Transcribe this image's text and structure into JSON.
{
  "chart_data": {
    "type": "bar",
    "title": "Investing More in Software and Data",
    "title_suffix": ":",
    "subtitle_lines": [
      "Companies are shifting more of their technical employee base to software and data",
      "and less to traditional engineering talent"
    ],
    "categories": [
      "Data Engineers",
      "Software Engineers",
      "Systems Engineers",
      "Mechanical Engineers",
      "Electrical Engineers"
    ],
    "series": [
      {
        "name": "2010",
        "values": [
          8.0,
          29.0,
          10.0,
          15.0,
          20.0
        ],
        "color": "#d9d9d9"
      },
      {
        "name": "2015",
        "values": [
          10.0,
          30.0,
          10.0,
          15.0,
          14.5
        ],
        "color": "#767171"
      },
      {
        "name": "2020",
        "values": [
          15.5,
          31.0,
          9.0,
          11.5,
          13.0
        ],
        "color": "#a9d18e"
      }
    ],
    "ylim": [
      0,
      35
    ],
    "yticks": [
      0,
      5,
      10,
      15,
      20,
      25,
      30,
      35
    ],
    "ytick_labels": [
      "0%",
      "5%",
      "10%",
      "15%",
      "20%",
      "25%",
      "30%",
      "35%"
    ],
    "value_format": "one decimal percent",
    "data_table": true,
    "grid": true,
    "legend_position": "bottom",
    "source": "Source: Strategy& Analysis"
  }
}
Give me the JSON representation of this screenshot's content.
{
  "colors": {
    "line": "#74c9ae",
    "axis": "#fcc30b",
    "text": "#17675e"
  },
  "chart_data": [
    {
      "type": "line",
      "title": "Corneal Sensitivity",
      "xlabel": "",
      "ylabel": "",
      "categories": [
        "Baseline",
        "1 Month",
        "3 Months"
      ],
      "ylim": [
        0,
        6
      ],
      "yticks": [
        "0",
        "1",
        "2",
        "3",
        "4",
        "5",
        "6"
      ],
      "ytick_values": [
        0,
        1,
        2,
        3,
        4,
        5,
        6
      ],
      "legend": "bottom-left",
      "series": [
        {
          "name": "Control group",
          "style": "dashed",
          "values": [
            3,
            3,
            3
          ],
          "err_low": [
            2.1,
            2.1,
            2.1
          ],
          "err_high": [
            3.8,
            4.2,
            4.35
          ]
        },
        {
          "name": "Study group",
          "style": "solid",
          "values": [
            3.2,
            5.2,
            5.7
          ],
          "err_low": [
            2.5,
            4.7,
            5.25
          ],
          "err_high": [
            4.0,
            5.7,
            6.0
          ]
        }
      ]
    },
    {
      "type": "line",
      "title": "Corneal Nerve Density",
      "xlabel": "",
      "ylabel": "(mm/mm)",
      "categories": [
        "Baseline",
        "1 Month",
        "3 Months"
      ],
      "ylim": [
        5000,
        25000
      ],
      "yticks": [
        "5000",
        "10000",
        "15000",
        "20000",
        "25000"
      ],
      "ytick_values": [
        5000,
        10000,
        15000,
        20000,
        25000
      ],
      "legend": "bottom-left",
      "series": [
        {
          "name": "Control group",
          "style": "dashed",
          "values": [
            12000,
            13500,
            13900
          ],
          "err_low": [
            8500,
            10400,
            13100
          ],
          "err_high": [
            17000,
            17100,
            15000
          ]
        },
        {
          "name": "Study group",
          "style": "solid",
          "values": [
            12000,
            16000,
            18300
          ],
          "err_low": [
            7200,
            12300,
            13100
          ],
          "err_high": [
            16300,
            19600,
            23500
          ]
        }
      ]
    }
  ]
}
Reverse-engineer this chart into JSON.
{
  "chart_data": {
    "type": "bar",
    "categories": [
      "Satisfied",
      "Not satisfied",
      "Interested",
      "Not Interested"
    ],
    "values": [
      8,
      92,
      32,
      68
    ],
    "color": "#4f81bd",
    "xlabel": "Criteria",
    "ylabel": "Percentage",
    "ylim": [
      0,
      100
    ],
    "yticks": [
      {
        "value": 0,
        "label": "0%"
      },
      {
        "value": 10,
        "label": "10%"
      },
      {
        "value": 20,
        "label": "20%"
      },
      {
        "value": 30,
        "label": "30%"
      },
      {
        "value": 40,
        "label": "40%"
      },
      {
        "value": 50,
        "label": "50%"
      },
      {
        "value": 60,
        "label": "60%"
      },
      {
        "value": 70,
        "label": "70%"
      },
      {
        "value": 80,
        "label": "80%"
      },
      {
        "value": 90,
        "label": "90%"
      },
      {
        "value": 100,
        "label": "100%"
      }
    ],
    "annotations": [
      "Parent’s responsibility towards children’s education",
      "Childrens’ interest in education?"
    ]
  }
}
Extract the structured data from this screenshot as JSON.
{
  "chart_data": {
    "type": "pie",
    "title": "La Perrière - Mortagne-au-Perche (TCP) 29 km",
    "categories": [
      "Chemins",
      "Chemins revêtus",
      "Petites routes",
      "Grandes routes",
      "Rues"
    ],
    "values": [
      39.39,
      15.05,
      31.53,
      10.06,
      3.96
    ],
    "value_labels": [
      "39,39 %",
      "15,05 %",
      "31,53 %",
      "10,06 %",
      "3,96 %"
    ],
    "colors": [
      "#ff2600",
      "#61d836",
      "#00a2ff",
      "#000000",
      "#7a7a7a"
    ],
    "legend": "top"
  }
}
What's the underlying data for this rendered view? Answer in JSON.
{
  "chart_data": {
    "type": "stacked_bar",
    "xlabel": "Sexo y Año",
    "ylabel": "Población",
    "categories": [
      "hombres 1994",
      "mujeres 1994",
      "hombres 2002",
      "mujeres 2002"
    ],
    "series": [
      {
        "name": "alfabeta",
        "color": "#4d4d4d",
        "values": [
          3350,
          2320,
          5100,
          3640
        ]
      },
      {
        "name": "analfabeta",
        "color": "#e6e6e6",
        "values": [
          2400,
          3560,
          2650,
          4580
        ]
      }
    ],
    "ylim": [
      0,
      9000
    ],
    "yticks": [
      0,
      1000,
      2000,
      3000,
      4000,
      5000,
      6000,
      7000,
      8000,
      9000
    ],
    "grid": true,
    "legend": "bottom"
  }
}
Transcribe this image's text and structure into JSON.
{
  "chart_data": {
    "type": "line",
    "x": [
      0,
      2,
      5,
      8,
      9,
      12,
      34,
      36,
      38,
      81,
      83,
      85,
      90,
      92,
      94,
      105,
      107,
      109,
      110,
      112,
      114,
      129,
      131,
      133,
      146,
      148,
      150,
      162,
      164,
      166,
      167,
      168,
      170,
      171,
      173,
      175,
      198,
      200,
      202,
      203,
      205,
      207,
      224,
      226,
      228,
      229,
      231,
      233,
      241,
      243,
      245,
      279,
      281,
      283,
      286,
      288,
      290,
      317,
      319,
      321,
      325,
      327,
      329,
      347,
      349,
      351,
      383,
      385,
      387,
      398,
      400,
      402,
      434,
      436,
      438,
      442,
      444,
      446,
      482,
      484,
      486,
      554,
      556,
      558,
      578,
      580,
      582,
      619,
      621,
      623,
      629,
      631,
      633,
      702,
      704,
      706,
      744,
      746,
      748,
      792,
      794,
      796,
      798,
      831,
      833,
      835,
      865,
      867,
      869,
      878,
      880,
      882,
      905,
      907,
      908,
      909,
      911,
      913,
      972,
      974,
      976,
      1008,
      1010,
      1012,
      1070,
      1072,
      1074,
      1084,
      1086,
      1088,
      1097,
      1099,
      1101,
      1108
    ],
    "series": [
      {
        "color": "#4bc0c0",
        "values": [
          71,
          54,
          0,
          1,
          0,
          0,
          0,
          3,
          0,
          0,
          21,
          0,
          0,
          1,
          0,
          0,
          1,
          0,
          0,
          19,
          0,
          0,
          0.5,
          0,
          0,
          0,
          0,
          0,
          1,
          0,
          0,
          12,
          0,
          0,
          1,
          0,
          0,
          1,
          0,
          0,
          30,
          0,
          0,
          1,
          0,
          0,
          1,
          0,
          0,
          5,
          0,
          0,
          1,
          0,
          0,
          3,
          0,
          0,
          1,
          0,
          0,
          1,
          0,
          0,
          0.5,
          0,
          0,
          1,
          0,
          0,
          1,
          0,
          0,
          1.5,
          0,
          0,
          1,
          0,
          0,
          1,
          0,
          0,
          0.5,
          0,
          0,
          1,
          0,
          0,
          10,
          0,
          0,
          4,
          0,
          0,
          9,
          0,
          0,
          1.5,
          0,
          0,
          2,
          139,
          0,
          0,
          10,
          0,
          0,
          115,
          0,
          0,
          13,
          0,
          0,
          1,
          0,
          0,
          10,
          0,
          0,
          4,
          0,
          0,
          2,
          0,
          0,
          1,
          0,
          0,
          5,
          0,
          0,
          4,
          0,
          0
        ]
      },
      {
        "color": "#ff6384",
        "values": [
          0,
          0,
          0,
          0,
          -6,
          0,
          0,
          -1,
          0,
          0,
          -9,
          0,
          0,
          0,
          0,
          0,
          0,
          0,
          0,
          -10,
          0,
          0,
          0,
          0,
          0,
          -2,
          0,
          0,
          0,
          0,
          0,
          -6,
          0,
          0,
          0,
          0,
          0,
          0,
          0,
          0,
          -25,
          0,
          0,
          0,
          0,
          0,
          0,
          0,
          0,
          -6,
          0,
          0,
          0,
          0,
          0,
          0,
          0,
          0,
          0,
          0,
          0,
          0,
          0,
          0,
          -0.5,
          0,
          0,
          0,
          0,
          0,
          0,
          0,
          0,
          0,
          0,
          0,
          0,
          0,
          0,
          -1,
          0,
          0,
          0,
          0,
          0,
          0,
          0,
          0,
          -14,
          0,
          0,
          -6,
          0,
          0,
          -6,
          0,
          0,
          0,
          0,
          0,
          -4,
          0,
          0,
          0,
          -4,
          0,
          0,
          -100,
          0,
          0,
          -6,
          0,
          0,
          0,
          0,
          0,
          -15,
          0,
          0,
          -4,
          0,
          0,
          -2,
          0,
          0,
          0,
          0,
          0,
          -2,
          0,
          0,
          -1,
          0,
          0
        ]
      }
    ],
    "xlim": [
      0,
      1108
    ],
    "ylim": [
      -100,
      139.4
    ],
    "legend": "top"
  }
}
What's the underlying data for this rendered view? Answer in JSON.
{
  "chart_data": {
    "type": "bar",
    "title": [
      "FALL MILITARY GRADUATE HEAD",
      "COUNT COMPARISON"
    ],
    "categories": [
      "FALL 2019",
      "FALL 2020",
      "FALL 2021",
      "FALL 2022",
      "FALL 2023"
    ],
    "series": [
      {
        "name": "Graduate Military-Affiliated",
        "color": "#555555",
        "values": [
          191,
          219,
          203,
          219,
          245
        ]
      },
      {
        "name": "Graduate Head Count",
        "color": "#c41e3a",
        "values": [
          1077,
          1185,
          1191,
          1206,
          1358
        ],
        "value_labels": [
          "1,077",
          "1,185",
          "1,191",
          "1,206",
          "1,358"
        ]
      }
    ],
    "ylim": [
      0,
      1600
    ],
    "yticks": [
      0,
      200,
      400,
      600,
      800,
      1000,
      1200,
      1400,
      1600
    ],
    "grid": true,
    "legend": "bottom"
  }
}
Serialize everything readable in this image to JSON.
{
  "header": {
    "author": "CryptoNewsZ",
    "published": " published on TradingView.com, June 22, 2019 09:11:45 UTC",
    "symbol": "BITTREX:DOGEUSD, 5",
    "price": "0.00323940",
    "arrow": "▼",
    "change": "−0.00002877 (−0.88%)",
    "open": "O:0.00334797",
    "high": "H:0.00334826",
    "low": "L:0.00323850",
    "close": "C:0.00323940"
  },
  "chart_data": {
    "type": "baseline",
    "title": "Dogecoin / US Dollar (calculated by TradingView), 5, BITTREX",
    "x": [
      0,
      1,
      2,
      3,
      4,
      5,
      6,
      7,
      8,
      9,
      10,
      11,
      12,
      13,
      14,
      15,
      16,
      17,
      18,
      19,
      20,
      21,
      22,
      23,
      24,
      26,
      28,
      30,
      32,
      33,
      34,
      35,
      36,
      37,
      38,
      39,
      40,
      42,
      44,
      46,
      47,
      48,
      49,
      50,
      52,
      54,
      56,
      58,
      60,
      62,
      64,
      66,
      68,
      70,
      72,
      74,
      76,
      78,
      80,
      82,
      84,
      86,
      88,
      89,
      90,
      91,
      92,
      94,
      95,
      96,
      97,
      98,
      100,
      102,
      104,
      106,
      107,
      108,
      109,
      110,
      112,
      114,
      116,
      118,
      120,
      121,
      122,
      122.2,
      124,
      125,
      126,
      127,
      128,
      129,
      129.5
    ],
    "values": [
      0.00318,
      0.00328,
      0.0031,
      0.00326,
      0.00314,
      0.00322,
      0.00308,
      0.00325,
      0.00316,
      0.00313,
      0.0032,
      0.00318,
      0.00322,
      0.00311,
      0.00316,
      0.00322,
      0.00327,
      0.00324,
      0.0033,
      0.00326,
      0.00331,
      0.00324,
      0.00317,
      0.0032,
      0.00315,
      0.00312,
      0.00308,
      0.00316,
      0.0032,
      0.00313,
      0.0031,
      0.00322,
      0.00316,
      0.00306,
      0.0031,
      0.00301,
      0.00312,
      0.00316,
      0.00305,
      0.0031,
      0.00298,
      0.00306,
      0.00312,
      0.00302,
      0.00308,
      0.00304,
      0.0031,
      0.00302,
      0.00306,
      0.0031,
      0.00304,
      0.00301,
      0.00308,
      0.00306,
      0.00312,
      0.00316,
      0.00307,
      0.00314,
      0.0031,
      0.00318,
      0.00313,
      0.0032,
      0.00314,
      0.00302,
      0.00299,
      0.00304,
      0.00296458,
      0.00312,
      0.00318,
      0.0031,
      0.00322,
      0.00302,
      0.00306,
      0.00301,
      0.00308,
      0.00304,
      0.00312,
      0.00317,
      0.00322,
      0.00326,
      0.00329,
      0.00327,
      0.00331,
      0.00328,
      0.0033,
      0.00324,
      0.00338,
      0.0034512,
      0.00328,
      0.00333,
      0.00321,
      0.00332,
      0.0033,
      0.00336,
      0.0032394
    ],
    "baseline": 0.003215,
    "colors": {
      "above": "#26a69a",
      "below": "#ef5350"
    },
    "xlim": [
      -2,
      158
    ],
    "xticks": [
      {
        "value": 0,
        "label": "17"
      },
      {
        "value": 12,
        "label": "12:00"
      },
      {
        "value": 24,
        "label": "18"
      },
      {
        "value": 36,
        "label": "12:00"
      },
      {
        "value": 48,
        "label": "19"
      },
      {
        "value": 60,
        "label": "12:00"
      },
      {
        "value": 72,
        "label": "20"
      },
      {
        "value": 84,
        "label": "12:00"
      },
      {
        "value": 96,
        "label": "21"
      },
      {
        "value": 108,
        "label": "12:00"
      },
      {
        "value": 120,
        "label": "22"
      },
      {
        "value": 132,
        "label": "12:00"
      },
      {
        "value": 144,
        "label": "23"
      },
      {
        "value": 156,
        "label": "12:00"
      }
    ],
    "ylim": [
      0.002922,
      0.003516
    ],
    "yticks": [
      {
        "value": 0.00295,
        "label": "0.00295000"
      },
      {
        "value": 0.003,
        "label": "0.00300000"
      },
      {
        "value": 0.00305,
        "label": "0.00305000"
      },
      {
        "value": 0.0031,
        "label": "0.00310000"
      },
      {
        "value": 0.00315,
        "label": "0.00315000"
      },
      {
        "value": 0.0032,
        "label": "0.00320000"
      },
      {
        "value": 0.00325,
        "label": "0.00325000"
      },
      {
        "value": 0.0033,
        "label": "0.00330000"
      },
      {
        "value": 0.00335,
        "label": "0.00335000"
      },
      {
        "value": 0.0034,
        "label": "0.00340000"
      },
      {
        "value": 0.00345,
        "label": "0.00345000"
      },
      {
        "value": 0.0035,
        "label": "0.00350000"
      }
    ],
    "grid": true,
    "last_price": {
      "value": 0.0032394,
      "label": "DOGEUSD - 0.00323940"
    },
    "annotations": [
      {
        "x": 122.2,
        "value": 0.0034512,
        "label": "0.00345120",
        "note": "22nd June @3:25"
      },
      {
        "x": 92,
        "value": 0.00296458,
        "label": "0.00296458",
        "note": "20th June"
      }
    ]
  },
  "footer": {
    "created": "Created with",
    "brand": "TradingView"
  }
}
+ + + + + + +
● **Exercise task**: Scan the material above. Extract every line in which the word "June" occurs.

● **Correct result**:
    "published": " published on TradingView.com, June 22, 2019 09:11:45 UTC",
        "note": "22nd June @3:25"
        "note": "20th June"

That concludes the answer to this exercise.